__Required work__:
Extract all of the entries and give them again, word for word.

[Excerpts from a figure dataset]
----
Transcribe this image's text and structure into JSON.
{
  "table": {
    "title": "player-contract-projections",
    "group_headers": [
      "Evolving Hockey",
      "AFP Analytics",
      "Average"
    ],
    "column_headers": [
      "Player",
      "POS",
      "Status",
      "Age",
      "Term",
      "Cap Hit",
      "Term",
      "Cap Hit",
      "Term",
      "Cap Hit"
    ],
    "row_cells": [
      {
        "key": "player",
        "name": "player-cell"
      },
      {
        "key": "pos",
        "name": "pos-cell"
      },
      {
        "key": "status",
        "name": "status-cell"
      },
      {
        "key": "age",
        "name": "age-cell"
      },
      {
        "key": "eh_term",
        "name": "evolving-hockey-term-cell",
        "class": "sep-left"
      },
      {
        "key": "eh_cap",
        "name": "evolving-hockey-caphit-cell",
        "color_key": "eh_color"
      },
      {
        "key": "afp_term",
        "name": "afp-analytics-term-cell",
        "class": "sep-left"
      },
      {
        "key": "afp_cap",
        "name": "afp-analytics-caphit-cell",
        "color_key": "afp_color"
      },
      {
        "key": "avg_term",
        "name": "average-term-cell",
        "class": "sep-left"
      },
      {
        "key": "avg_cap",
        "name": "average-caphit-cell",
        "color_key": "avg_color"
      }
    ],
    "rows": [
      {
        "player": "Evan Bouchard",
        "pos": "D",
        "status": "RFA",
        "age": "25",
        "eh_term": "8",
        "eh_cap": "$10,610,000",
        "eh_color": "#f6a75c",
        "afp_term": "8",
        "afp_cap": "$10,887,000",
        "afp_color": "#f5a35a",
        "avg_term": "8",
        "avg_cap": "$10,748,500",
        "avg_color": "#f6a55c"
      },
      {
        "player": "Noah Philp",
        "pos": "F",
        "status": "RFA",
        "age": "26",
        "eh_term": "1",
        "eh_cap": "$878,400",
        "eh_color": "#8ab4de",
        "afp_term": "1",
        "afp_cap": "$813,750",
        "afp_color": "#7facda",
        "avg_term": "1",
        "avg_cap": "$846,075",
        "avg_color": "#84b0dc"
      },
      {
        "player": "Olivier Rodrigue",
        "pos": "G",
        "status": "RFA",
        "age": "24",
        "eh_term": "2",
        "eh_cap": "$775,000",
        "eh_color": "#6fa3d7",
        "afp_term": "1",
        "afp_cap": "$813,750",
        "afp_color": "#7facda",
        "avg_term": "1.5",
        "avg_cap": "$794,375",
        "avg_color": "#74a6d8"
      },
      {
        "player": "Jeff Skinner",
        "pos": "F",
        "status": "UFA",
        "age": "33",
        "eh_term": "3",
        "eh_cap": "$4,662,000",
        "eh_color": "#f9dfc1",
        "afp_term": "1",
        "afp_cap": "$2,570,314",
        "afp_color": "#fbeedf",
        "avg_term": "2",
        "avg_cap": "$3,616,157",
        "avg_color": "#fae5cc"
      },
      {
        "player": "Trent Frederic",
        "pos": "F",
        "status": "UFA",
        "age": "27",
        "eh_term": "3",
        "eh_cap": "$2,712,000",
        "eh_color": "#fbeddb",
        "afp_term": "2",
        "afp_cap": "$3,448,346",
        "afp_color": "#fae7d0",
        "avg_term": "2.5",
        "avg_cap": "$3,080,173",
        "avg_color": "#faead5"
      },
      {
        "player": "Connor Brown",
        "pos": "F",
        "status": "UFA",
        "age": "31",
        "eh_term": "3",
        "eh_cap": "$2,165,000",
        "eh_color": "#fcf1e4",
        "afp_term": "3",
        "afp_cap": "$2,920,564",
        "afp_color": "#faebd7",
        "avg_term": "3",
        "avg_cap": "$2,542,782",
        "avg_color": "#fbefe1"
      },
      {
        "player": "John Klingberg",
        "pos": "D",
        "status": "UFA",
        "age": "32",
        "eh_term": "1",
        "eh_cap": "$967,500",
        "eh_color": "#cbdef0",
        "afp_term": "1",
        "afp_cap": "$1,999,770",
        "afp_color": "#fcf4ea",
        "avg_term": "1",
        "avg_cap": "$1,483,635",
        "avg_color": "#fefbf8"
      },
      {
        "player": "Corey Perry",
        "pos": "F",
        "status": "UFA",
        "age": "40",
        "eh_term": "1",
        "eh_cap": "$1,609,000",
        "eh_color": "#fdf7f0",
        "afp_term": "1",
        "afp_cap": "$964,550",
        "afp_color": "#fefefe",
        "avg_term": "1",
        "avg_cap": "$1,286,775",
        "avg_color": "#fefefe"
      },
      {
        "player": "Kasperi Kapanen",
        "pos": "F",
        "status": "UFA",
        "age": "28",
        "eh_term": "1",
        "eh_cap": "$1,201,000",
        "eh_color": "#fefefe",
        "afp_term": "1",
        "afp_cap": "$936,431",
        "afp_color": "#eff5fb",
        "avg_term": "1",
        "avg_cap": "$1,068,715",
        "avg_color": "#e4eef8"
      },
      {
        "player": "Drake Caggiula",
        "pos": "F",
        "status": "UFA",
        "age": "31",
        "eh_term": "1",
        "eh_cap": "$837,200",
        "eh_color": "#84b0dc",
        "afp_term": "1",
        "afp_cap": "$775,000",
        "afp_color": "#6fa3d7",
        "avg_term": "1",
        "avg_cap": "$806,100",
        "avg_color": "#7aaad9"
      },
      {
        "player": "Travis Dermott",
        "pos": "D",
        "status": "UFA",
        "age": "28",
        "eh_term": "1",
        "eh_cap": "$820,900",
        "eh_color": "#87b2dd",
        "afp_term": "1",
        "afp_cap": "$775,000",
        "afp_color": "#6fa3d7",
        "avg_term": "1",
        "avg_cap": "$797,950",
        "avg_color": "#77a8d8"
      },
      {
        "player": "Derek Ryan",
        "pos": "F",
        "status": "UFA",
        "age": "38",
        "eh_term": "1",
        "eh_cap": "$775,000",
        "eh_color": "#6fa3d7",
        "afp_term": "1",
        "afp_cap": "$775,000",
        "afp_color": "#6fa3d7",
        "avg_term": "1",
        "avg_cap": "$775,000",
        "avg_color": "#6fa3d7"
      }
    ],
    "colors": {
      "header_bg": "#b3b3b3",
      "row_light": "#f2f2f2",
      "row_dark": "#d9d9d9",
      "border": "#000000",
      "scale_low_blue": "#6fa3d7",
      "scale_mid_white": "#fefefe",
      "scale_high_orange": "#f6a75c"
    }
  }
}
----
__Expected answer__:
Transcribe this image's text and structure into JSON.
{
  "table": {
    "title": "player-contract-projections",
    "group_headers": [
      "Evolving Hockey",
      "AFP Analytics",
      "Average"
    ],
    "column_headers": [
      "Player",
      "POS",
      "Status",
      "Age",
      "Term",
      "Cap Hit",
      "Term",
      "Cap Hit",
      "Term",
      "Cap Hit"
    ],
    "row_cells": [
      {
        "key": "player",
        "name": "player-cell"
      },
      {
        "key": "pos",
        "name": "pos-cell"
      },
      {
        "key": "status",
        "name": "status-cell"
      },
      {
        "key": "age",
        "name": "age-cell"
      },
      {
        "key": "eh_term",
        "name": "evolving-hockey-term-cell",
        "class": "sep-left"
      },
      {
        "key": "eh_cap",
        "name": "evolving-hockey-caphit-cell",
        "color_key": "eh_color"
      },
      {
        "key": "afp_term",
        "name": "afp-analytics-term-cell",
        "class": "sep-left"
      },
      {
        "key": "afp_cap",
        "name": "afp-analytics-caphit-cell",
        "color_key": "afp_color"
      },
      {
        "key": "avg_term",
        "name": "average-term-cell",
        "class": "sep-left"
      },
      {
        "key": "avg_cap",
        "name": "average-caphit-cell",
        "color_key": "avg_color"
      }
    ],
    "rows": [
      {
        "player": "Evan Bouchard",
        "pos": "D",
        "status": "RFA",
        "age": "25",
        "eh_term": "8",
        "eh_cap": "$10,610,000",
        "eh_color": "#f6a75c",
        "afp_term": "8",
        "afp_cap": "$10,887,000",
        "afp_color": "#f5a35a",
        "avg_term": "8",
        "avg_cap": "$10,748,500",
        "avg_color": "#f6a55c"
      },
      {
        "player": "Noah Philp",
        "pos": "F",
        "status": "RFA",
        "age": "26",
        "eh_term": "1",
        "eh_cap": "$878,400",
        "eh_color": "#8ab4de",
        "afp_term": "1",
        "afp_cap": "$813,750",
        "afp_color": "#7facda",
        "avg_term": "1",
        "avg_cap": "$846,075",
        "avg_color": "#84b0dc"
      },
      {
        "player": "Olivier Rodrigue",
        "pos": "G",
        "status": "RFA",
        "age": "24",
        "eh_term": "2",
        "eh_cap": "$775,000",
        "eh_color": "#6fa3d7",
        "afp_term": "1",
        "afp_cap": "$813,750",
        "afp_color": "#7facda",
        "avg_term": "1.5",
        "avg_cap": "$794,375",
        "avg_color": "#74a6d8"
      },
      {
        "player": "Jeff Skinner",
        "pos": "F",
        "status": "UFA",
        "age": "33",
        "eh_term": "3",
        "eh_cap": "$4,662,000",
        "eh_color": "#f9dfc1",
        "afp_term": "1",
        "afp_cap": "$2,570,314",
        "afp_color": "#fbeedf",
        "avg_term": "2",
        "avg_cap": "$3,616,157",
        "avg_color": "#fae5cc"
      },
      {
        "player": "Trent Frederic",
        "pos": "F",
        "status": "UFA",
        "age": "27",
        "eh_term": "3",
        "eh_cap": "$2,712,000",
        "eh_color": "#fbeddb",
        "afp_term": "2",
        "afp_cap": "$3,448,346",
        "afp_color": "#fae7d0",
        "avg_term": "2.5",
        "avg_cap": "$3,080,173",
        "avg_color": "#faead5"
      },
      {
        "player": "Connor Brown",
        "pos": "F",
        "status": "UFA",
        "age": "31",
        "eh_term": "3",
        "eh_cap": "$2,165,000",
        "eh_color": "#fcf1e4",
        "afp_term": "3",
        "afp_cap": "$2,920,564",
        "afp_color": "#faebd7",
        "avg_term": "3",
        "avg_cap": "$2,542,782",
        "avg_color": "#fbefe1"
      },
      {
        "player": "John Klingberg",
        "pos": "D",
        "status": "UFA",
        "age": "32",
        "eh_term": "1",
        "eh_cap": "$967,500",
        "eh_color": "#cbdef0",
        "afp_term": "1",
        "afp_cap": "$1,999,770",
        "afp_color": "#fcf4ea",
        "avg_term": "1",
        "avg_cap": "$1,483,635",
        "avg_color": "#fefbf8"
      },
      {
        "player": "Corey Perry",
        "pos": "F",
        "status": "UFA",
        "age": "40",
        "eh_term": "1",
        "eh_cap": "$1,609,000",
        "eh_color": "#fdf7f0",
        "afp_term": "1",
        "afp_cap": "$964,550",
        "afp_color": "#fefefe",
        "avg_term": "1",
        "avg_cap": "$1,286,775",
        "avg_color": "#fefefe"
      },
      {
        "player": "Kasperi Kapanen",
        "pos": "F",
        "status": "UFA",
        "age": "28",
        "eh_term": "1",
        "eh_cap": "$1,201,000",
        "eh_color": "#fefefe",
        "afp_term": "1",
        "afp_cap": "$936,431",
        "afp_color": "#eff5fb",
        "avg_term": "1",
        "avg_cap": "$1,068,715",
        "avg_color": "#e4eef8"
      },
      {
        "player": "Drake Caggiula",
        "pos": "F",
        "status": "UFA",
        "age": "31",
        "eh_term": "1",
        "eh_cap": "$837,200",
        "eh_color": "#84b0dc",
        "afp_term": "1",
        "afp_cap": "$775,000",
        "afp_color": "#6fa3d7",
        "avg_term": "1",
        "avg_cap": "$806,100",
        "avg_color": "#7aaad9"
      },
      {
        "player": "Travis Dermott",
        "pos": "D",
        "status": "UFA",
        "age": "28",
        "eh_term": "1",
        "eh_cap": "$820,900",
        "eh_color": "#87b2dd",
        "afp_term": "1",
        "afp_cap": "$775,000",
        "afp_color": "#6fa3d7",
        "avg_term": "1",
        "avg_cap": "$797,950",
        "avg_color": "#77a8d8"
      },
      {
        "player": "Derek Ryan",
        "pos": "F",
        "status": "UFA",
        "age": "38",
        "eh_term": "1",
        "eh_cap": "$775,000",
        "eh_color": "#6fa3d7",
        "afp_term": "1",
        "afp_cap": "$775,000",
        "afp_color": "#6fa3d7",
        "avg_term": "1",
        "avg_cap": "$775,000",
        "avg_color": "#6fa3d7"
      }
    ],
    "colors": {
      "header_bg": "#b3b3b3",
      "row_light": "#f2f2f2",
      "row_dark": "#d9d9d9",
      "border": "#000000",
      "scale_low_blue": "#6fa3d7",
      "scale_mid_white": "#fefefe",
      "scale_high_orange": "#f6a75c"
    }
  }
}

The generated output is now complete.